GIVEN PROBLEM |
Wherever a line below holds the word "рѣшилъ", copy that line.

RECORD EXCERPTS |

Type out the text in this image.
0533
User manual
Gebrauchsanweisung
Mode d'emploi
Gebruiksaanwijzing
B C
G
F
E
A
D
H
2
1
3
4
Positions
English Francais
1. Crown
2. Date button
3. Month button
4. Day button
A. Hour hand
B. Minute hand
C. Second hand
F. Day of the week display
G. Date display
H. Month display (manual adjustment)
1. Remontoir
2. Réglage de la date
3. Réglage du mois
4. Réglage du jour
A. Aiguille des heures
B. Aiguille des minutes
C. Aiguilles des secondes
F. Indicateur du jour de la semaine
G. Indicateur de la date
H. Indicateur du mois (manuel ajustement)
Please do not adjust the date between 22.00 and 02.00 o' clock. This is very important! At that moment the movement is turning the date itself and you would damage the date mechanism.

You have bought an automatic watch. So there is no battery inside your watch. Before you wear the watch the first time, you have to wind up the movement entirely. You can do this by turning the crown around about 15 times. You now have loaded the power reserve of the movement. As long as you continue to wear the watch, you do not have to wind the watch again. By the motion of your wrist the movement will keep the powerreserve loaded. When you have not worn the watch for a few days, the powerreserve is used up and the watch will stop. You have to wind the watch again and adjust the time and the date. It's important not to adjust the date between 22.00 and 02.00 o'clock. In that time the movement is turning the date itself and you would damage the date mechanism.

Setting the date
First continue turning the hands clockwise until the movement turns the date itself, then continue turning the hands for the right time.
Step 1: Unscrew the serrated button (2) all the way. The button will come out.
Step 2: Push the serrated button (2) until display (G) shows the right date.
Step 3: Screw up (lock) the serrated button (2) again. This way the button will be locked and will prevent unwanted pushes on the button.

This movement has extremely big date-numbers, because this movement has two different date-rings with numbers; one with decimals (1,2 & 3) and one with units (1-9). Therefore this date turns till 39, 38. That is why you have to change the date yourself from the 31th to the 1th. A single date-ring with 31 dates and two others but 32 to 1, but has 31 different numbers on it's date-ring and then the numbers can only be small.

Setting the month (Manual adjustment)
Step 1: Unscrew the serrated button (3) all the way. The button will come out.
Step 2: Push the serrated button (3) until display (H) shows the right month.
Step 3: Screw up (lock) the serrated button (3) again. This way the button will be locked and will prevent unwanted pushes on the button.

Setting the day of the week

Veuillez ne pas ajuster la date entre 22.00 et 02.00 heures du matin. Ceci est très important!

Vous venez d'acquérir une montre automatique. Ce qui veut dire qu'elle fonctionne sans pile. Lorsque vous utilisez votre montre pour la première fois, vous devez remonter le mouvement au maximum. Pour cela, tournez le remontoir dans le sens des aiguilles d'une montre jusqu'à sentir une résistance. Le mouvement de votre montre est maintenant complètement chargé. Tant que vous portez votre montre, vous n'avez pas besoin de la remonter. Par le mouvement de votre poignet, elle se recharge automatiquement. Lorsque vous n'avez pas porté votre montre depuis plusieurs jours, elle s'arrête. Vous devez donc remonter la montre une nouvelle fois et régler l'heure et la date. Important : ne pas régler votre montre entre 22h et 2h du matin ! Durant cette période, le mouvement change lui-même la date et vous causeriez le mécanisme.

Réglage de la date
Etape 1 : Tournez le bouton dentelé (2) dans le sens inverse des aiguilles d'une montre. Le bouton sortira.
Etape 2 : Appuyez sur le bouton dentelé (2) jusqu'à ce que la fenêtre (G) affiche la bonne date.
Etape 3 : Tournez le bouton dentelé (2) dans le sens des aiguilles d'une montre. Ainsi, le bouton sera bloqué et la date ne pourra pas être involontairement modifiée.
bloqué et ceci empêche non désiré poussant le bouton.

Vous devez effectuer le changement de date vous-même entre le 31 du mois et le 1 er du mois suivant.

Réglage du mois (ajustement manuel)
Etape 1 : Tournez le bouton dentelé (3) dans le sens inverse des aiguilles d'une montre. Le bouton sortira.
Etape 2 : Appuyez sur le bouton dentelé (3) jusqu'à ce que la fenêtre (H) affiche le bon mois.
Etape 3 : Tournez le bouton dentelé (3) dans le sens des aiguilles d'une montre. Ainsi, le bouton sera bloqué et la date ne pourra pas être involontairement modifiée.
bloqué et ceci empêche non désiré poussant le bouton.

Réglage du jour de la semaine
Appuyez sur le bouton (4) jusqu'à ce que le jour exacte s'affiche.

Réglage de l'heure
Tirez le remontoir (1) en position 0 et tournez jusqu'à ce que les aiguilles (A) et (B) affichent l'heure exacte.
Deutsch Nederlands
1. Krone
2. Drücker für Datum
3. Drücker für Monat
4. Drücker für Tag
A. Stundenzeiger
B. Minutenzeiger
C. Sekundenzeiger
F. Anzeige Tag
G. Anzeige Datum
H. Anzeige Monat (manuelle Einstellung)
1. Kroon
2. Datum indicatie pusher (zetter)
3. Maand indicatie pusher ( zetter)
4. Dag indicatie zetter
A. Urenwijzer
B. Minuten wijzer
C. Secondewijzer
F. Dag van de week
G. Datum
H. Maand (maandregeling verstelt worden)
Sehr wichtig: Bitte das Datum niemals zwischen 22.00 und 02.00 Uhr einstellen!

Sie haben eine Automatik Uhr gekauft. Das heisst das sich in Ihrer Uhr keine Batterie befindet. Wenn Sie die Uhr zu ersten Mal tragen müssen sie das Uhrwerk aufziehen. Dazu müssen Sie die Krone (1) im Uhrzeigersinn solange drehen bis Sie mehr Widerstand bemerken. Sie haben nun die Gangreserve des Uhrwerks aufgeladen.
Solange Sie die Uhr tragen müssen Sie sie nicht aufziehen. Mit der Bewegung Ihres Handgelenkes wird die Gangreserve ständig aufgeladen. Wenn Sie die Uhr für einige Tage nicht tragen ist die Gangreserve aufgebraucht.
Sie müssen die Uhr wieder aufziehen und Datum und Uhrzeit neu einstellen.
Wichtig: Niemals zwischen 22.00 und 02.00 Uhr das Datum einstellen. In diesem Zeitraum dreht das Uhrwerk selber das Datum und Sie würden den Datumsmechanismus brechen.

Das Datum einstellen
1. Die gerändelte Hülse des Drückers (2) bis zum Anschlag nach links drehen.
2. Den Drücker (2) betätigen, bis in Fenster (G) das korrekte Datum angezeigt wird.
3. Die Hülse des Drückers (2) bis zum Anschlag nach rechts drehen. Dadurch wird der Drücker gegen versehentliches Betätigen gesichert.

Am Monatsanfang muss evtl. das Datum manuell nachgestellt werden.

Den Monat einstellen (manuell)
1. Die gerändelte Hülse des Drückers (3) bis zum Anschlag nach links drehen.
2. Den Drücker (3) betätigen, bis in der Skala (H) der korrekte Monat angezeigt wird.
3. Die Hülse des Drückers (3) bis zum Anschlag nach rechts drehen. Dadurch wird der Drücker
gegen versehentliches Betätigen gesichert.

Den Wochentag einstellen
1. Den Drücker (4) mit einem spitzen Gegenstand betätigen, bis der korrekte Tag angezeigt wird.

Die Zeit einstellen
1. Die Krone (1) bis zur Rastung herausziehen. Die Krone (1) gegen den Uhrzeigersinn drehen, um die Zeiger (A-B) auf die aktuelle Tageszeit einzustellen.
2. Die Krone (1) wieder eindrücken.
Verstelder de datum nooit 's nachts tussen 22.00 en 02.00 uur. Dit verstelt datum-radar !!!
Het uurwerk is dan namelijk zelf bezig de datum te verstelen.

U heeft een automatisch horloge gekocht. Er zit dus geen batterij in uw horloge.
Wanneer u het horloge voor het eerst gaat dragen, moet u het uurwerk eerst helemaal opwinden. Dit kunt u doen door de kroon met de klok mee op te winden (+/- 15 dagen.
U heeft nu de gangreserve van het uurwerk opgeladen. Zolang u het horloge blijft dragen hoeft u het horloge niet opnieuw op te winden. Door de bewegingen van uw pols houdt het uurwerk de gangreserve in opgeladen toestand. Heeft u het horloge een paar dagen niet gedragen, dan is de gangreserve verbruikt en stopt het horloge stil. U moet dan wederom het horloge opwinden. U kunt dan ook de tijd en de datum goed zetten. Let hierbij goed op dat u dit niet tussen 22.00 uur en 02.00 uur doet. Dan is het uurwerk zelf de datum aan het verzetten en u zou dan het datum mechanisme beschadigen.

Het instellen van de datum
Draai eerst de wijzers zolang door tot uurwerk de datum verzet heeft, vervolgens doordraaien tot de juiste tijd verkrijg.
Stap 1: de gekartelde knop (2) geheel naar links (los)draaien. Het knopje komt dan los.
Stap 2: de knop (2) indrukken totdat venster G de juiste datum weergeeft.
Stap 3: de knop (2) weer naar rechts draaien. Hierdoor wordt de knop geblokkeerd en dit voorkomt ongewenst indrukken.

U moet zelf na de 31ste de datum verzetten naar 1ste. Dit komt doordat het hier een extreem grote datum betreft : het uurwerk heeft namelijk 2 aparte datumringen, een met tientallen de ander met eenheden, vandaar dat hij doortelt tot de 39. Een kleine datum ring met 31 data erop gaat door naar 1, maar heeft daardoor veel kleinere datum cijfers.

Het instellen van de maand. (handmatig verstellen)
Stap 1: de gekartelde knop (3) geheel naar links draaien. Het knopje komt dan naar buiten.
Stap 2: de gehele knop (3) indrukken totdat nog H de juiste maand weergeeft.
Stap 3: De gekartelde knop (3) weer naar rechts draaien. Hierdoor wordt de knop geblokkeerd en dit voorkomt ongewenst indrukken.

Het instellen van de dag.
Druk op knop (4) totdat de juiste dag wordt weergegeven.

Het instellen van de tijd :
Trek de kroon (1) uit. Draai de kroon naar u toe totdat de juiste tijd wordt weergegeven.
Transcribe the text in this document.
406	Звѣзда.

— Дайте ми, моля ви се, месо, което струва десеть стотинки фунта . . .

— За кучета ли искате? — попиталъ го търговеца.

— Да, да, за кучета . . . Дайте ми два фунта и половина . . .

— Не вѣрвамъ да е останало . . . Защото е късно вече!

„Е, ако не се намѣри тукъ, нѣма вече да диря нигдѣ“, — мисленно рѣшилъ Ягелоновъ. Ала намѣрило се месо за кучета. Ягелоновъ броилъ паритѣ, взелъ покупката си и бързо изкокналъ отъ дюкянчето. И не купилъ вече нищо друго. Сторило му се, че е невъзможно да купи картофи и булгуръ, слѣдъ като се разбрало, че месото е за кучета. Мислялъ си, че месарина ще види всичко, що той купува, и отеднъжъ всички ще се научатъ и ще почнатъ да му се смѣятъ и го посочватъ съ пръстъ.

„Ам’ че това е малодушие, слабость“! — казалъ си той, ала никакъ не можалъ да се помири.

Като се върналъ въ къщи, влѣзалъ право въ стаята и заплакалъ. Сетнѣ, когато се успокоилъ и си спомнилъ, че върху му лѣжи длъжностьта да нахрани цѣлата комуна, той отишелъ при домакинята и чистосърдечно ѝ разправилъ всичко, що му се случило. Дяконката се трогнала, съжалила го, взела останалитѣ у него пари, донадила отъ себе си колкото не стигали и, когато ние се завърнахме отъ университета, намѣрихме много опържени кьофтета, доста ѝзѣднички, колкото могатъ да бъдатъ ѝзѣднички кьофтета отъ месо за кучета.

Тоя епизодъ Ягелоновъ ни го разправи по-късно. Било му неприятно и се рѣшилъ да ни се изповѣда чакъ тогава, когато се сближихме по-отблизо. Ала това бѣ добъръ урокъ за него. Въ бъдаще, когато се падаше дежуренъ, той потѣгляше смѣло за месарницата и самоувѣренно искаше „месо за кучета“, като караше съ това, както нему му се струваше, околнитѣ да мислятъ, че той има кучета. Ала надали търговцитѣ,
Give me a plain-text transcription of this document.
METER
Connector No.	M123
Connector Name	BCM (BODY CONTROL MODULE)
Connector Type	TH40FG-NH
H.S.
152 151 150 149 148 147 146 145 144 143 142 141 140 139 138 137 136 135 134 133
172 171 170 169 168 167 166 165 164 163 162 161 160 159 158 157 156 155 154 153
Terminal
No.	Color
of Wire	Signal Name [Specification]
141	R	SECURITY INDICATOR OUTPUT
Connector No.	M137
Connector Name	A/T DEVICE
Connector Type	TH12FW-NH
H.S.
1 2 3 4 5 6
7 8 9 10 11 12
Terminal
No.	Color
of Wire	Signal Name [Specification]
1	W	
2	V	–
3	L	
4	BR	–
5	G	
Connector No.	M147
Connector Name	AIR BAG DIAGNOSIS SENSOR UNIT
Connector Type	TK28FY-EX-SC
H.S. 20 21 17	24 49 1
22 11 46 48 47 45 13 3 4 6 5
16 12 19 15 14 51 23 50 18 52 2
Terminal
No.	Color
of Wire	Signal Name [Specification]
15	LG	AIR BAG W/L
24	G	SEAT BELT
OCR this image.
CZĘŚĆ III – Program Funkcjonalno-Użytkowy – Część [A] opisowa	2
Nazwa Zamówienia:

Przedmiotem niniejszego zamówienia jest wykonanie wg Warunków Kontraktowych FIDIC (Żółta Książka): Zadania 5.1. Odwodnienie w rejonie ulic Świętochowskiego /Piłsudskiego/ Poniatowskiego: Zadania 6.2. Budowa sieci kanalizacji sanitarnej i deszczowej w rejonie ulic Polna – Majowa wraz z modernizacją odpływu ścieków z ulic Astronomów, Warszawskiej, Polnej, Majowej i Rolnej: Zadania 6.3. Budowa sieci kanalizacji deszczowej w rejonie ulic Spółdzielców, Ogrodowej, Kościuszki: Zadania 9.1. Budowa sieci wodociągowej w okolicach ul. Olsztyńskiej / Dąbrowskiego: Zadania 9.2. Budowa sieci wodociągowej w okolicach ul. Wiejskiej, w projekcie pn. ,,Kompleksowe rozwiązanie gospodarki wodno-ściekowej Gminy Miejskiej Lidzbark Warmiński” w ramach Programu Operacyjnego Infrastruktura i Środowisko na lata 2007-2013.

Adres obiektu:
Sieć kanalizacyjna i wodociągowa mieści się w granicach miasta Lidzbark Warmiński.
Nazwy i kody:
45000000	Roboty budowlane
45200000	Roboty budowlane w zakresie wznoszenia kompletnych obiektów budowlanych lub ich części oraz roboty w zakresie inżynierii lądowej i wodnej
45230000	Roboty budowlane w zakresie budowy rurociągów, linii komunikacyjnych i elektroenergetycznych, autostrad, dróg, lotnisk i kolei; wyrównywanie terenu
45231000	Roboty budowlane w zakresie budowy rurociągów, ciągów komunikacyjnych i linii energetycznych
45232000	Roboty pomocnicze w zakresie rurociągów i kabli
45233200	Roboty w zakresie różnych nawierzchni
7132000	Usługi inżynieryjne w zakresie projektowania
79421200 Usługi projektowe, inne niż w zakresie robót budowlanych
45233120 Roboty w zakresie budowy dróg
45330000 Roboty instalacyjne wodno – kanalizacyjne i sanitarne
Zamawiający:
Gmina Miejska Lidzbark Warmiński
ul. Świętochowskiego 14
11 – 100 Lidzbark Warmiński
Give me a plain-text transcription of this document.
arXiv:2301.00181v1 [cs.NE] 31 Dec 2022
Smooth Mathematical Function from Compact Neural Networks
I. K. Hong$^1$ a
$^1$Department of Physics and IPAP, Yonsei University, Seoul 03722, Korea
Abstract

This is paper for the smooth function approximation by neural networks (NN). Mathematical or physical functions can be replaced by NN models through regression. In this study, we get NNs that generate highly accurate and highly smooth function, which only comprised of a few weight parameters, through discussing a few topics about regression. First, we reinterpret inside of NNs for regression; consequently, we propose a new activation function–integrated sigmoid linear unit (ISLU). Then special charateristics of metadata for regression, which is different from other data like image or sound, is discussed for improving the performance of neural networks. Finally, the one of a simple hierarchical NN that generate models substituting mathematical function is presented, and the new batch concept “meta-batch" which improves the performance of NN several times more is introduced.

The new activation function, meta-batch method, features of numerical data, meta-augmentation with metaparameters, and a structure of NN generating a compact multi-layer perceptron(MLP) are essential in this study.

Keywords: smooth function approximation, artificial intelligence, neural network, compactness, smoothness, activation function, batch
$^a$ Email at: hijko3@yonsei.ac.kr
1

COMPLETE ANSWER |
„Е, ако не се намѣри тукъ, нѣма вече да диря нигдѣ“, — мисленно рѣшилъ Ягелоновъ. Ала намѣрило се месо за кучета. Ягелоновъ броилъ паритѣ, взелъ покупката си и бързо изкокналъ отъ дюкянчето. И не купилъ вече нищо друго. Сторило му се, че е невъзможно да купи картофи и булгуръ, слѣдъ като се разбрало, че месото е за кучета. Мислялъ си, че месарина ще види всичко, що той купува, и отеднъжъ всички ще се научатъ и ще почнатъ да му се смѣятъ и го посочватъ съ пръстъ.
Тоя епизодъ Ягелоновъ ни го разправи по-късно. Било му неприятно и се рѣшилъ да ни се изповѣда чакъ тогава, когато се сближихме по-отблизо. Ала това бѣ добъръ урокъ за него. Въ бъдаще, когато се падаше дежуренъ, той потѣгляше смѣло за месарницата и самоувѣренно искаше „месо за кучета“, като караше съ това, както нему му се струваше, околнитѣ да мислятъ, че той има кучета. Ала надали търговцитѣ,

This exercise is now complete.